## [OBJECTIVE]
Word for word, print each line of the listing below; pictures stay out.

Rows from a figure dataset:
== == ==
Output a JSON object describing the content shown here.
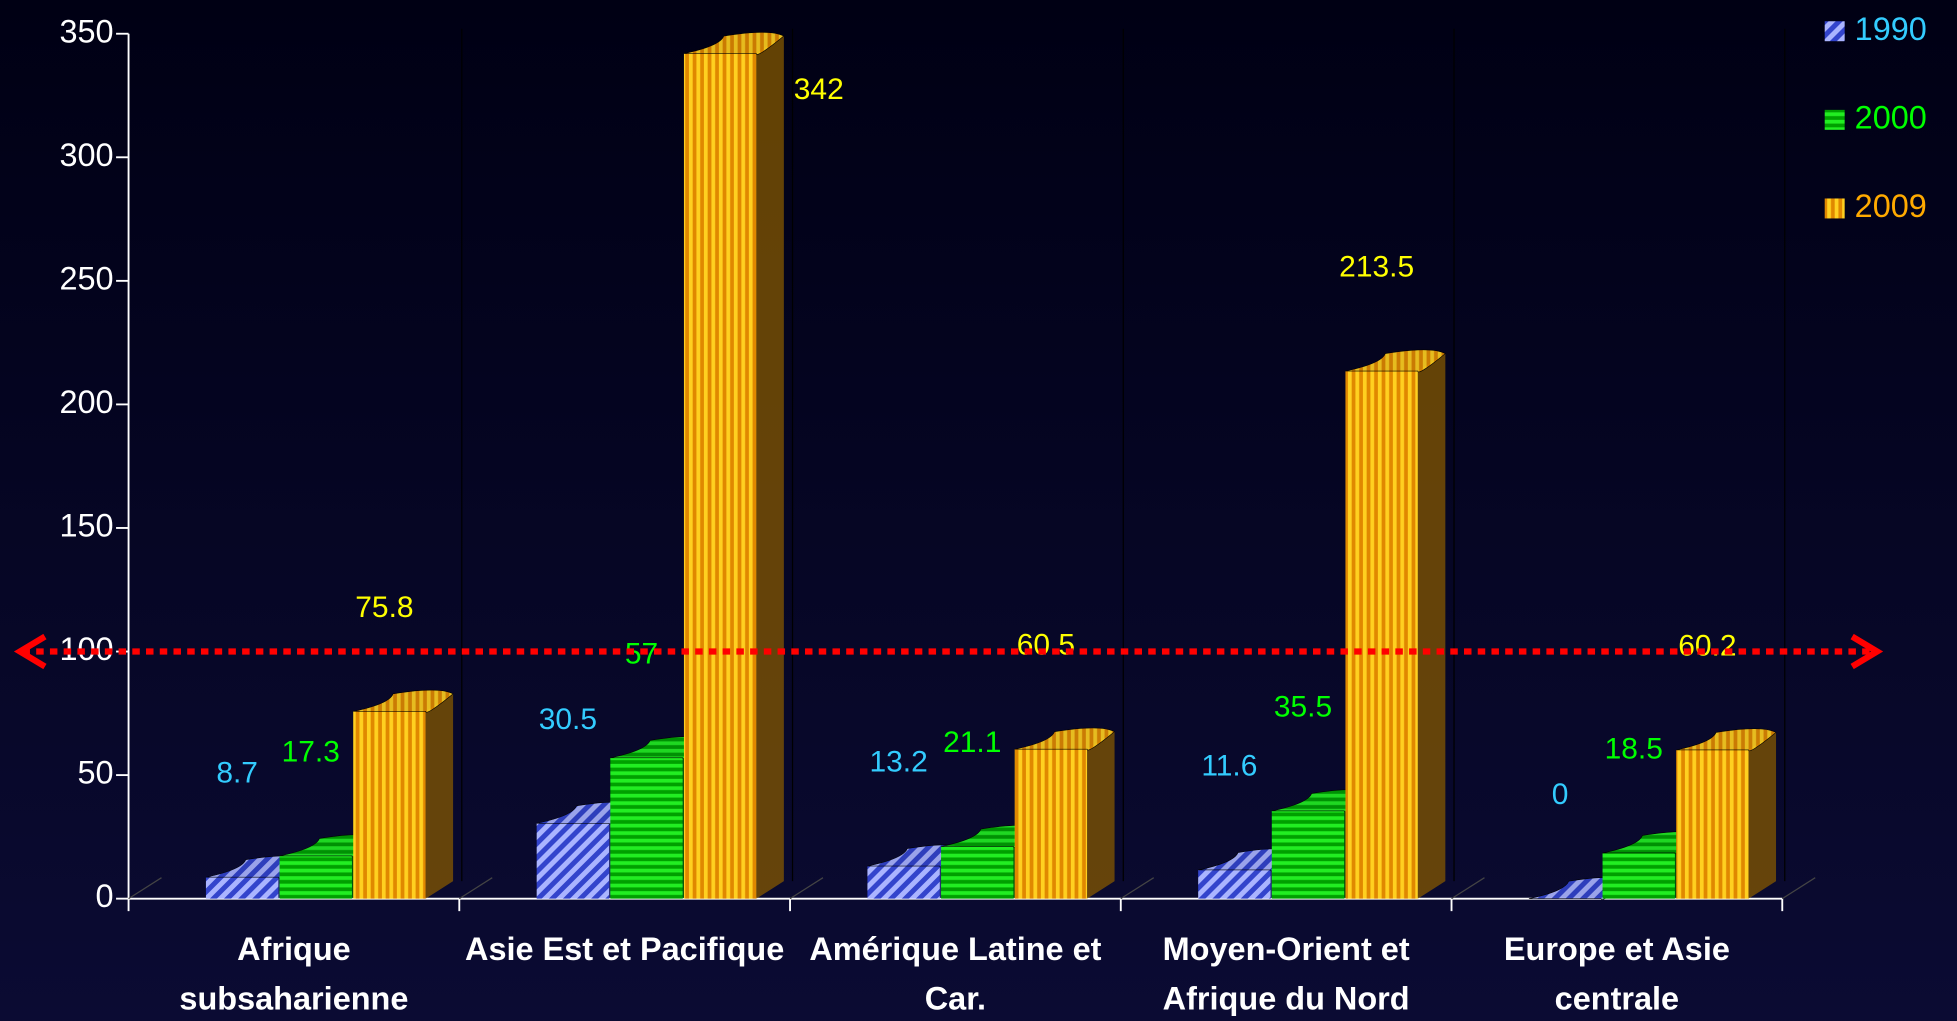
{
  "chart_data": {
    "type": "bar3d",
    "categories": [
      "Afrique subsaharienne",
      "Asie Est et Pacifique",
      "Amérique Latine et Car.",
      "Moyen-Orient et Afrique du Nord",
      "Europe et Asie centrale"
    ],
    "series": [
      {
        "name": "1990",
        "color": "#5c6cff",
        "label_color": "#33ccff",
        "values": [
          8.7,
          30.5,
          13.2,
          11.6,
          0
        ]
      },
      {
        "name": "2000",
        "color": "#00c800",
        "label_color": "#00ff00",
        "values": [
          17.3,
          57,
          21.1,
          35.5,
          18.5
        ]
      },
      {
        "name": "2009",
        "color": "#ffaa00",
        "label_color": "#ffff00",
        "values": [
          75.8,
          342,
          60.5,
          213.5,
          60.2
        ]
      }
    ],
    "ylim": [
      0,
      350
    ],
    "yticks": [
      0,
      50,
      100,
      150,
      200,
      250,
      300,
      350
    ],
    "reference_line": 100,
    "reference_color": "#ff0000",
    "legend": "top-right"
  }
}
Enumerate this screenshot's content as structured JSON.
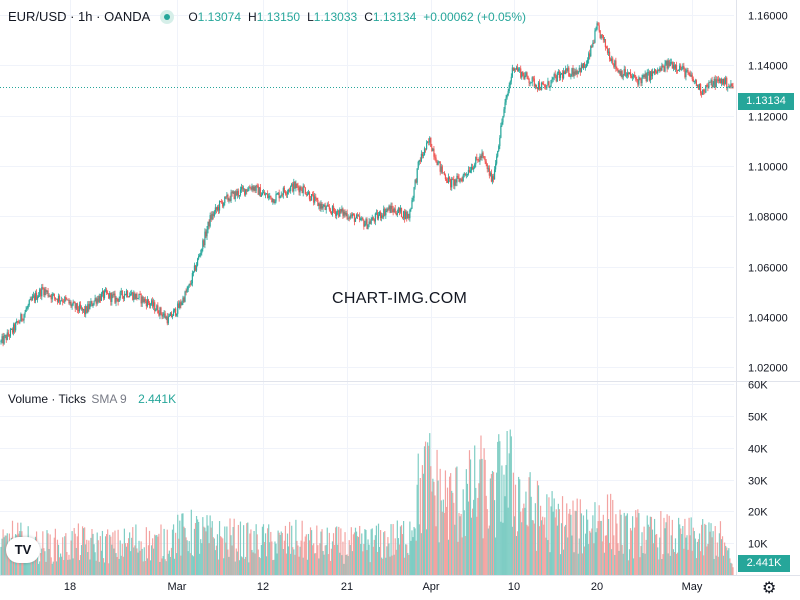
{
  "header": {
    "symbol": "EUR/USD · 1h · OANDA",
    "open_label": "O",
    "open": "1.13074",
    "high_label": "H",
    "high": "1.13150",
    "low_label": "L",
    "low": "1.13033",
    "close_label": "C",
    "close": "1.13134",
    "change": "+0.00062 (+0.05%)"
  },
  "volume_header": {
    "label": "Volume · Ticks",
    "sma_label": "SMA 9",
    "value": "2.441K"
  },
  "watermark": "CHART-IMG.COM",
  "last_price_label": "1.13134",
  "last_volume_label": "2.441K",
  "logo_text": "TV",
  "colors": {
    "up": "#26a69a",
    "down": "#ef5350",
    "grid": "#f0f3fa",
    "text": "#131722"
  },
  "chart_data": [
    {
      "type": "line",
      "title": "",
      "x_tick_labels": [
        "18",
        "Mar",
        "12",
        "21",
        "Apr",
        "10",
        "20",
        "May"
      ],
      "y_tick_labels": [
        "1.16000",
        "1.14000",
        "1.12000",
        "1.10000",
        "1.08000",
        "1.06000",
        "1.04000",
        "1.02000"
      ],
      "ylim": [
        1.015,
        1.166
      ],
      "grid": true,
      "last_value": 1.13134,
      "series": [
        {
          "values": [
            1.03,
            1.034,
            1.04,
            1.047,
            1.051,
            1.048,
            1.047,
            1.044,
            1.042,
            1.047,
            1.049,
            1.047,
            1.05,
            1.048,
            1.046,
            1.043,
            1.039,
            1.044,
            1.052,
            1.065,
            1.079,
            1.085,
            1.088,
            1.09,
            1.092,
            1.089,
            1.087,
            1.09,
            1.092,
            1.091,
            1.086,
            1.083,
            1.082,
            1.081,
            1.079,
            1.077,
            1.08,
            1.083,
            1.082,
            1.08,
            1.102,
            1.11,
            1.099,
            1.093,
            1.095,
            1.1,
            1.104,
            1.094,
            1.12,
            1.14,
            1.136,
            1.133,
            1.131,
            1.135,
            1.137,
            1.138,
            1.14,
            1.155,
            1.146,
            1.138,
            1.136,
            1.134,
            1.136,
            1.138,
            1.141,
            1.139,
            1.135,
            1.13,
            1.133,
            1.134,
            1.131
          ]
        }
      ]
    },
    {
      "type": "bar",
      "title": "",
      "y_tick_labels": [
        "60K",
        "50K",
        "40K",
        "30K",
        "20K",
        "10K"
      ],
      "ylim": [
        0,
        60000
      ],
      "grid": true,
      "series": [
        {
          "values": [
            9000,
            12000,
            11000,
            10000,
            9500,
            10000,
            9000,
            11000,
            10500,
            9800,
            10200,
            9600,
            10400,
            11500,
            10800,
            9900,
            12500,
            13000,
            14000,
            13500,
            12800,
            11900,
            12200,
            11500,
            10800,
            11200,
            10600,
            10900,
            11800,
            11300,
            10700,
            10100,
            10400,
            9800,
            10300,
            10600,
            10900,
            11400,
            11700,
            14000,
            28000,
            32000,
            26000,
            24000,
            25000,
            27000,
            30000,
            23000,
            35000,
            30000,
            24000,
            21000,
            19000,
            18000,
            17500,
            16000,
            17000,
            19000,
            18500,
            15000,
            13000,
            14500,
            12500,
            13800,
            12700,
            11900,
            12400,
            11600,
            12800,
            11200,
            2441
          ]
        }
      ]
    }
  ]
}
== == ==
## [PROBLEM SOLUTION]
Output a JSON object describing the content shown here.
{
  "chart_data": {
    "type": "bar3d",
    "categories": [
      "Afrique subsaharienne",
      "Asie Est et Pacifique",
      "Amérique Latine et Car.",
      "Moyen-Orient et Afrique du Nord",
      "Europe et Asie centrale"
    ],
    "series": [
      {
        "name": "1990",
        "color": "#5c6cff",
        "label_color": "#33ccff",
        "values": [
          8.7,
          30.5,
          13.2,
          11.6,
          0
        ]
      },
      {
        "name": "2000",
        "color": "#00c800",
        "label_color": "#00ff00",
        "values": [
          17.3,
          57,
          21.1,
          35.5,
          18.5
        ]
      },
      {
        "name": "2009",
        "color": "#ffaa00",
        "label_color": "#ffff00",
        "values": [
          75.8,
          342,
          60.5,
          213.5,
          60.2
        ]
      }
    ],
    "ylim": [
      0,
      350
    ],
    "yticks": [
      0,
      50,
      100,
      150,
      200,
      250,
      300,
      350
    ],
    "reference_line": 100,
    "reference_color": "#ff0000",
    "legend": "top-right"
  }
}
Enumerate this screenshot's content as structured JSON.
{
  "header": {
    "symbol": "EUR/USD · 1h · OANDA",
    "open_label": "O",
    "open": "1.13074",
    "high_label": "H",
    "high": "1.13150",
    "low_label": "L",
    "low": "1.13033",
    "close_label": "C",
    "close": "1.13134",
    "change": "+0.00062 (+0.05%)"
  },
  "volume_header": {
    "label": "Volume · Ticks",
    "sma_label": "SMA 9",
    "value": "2.441K"
  },
  "watermark": "CHART-IMG.COM",
  "last_price_label": "1.13134",
  "last_volume_label": "2.441K",
  "logo_text": "TV",
  "colors": {
    "up": "#26a69a",
    "down": "#ef5350",
    "grid": "#f0f3fa",
    "text": "#131722"
  },
  "chart_data": [
    {
      "type": "line",
      "title": "",
      "x_tick_labels": [
        "18",
        "Mar",
        "12",
        "21",
        "Apr",
        "10",
        "20",
        "May"
      ],
      "y_tick_labels": [
        "1.16000",
        "1.14000",
        "1.12000",
        "1.10000",
        "1.08000",
        "1.06000",
        "1.04000",
        "1.02000"
      ],
      "ylim": [
        1.015,
        1.166
      ],
      "grid": true,
      "last_value": 1.13134,
      "series": [
        {
          "values": [
            1.03,
            1.034,
            1.04,
            1.047,
            1.051,
            1.048,
            1.047,
            1.044,
            1.042,
            1.047,
            1.049,
            1.047,
            1.05,
            1.048,
            1.046,
            1.043,
            1.039,
            1.044,
            1.052,
            1.065,
            1.079,
            1.085,
            1.088,
            1.09,
            1.092,
            1.089,
            1.087,
            1.09,
            1.092,
            1.091,
            1.086,
            1.083,
            1.082,
            1.081,
            1.079,
            1.077,
            1.08,
            1.083,
            1.082,
            1.08,
            1.102,
            1.11,
            1.099,
            1.093,
            1.095,
            1.1,
            1.104,
            1.094,
            1.12,
            1.14,
            1.136,
            1.133,
            1.131,
            1.135,
            1.137,
            1.138,
            1.14,
            1.155,
            1.146,
            1.138,
            1.136,
            1.134,
            1.136,
            1.138,
            1.141,
            1.139,
            1.135,
            1.13,
            1.133,
            1.134,
            1.131
          ]
        }
      ]
    },
    {
      "type": "bar",
      "title": "",
      "y_tick_labels": [
        "60K",
        "50K",
        "40K",
        "30K",
        "20K",
        "10K"
      ],
      "ylim": [
        0,
        60000
      ],
      "grid": true,
      "series": [
        {
          "values": [
            9000,
            12000,
            11000,
            10000,
            9500,
            10000,
            9000,
            11000,
            10500,
            9800,
            10200,
            9600,
            10400,
            11500,
            10800,
            9900,
            12500,
            13000,
            14000,
            13500,
            12800,
            11900,
            12200,
            11500,
            10800,
            11200,
            10600,
            10900,
            11800,
            11300,
            10700,
            10100,
            10400,
            9800,
            10300,
            10600,
            10900,
            11400,
            11700,
            14000,
            28000,
            32000,
            26000,
            24000,
            25000,
            27000,
            30000,
            23000,
            35000,
            30000,
            24000,
            21000,
            19000,
            18000,
            17500,
            16000,
            17000,
            19000,
            18500,
            15000,
            13000,
            14500,
            12500,
            13800,
            12700,
            11900,
            12400,
            11600,
            12800,
            11200,
            2441
          ]
        }
      ]
    }
  ]
}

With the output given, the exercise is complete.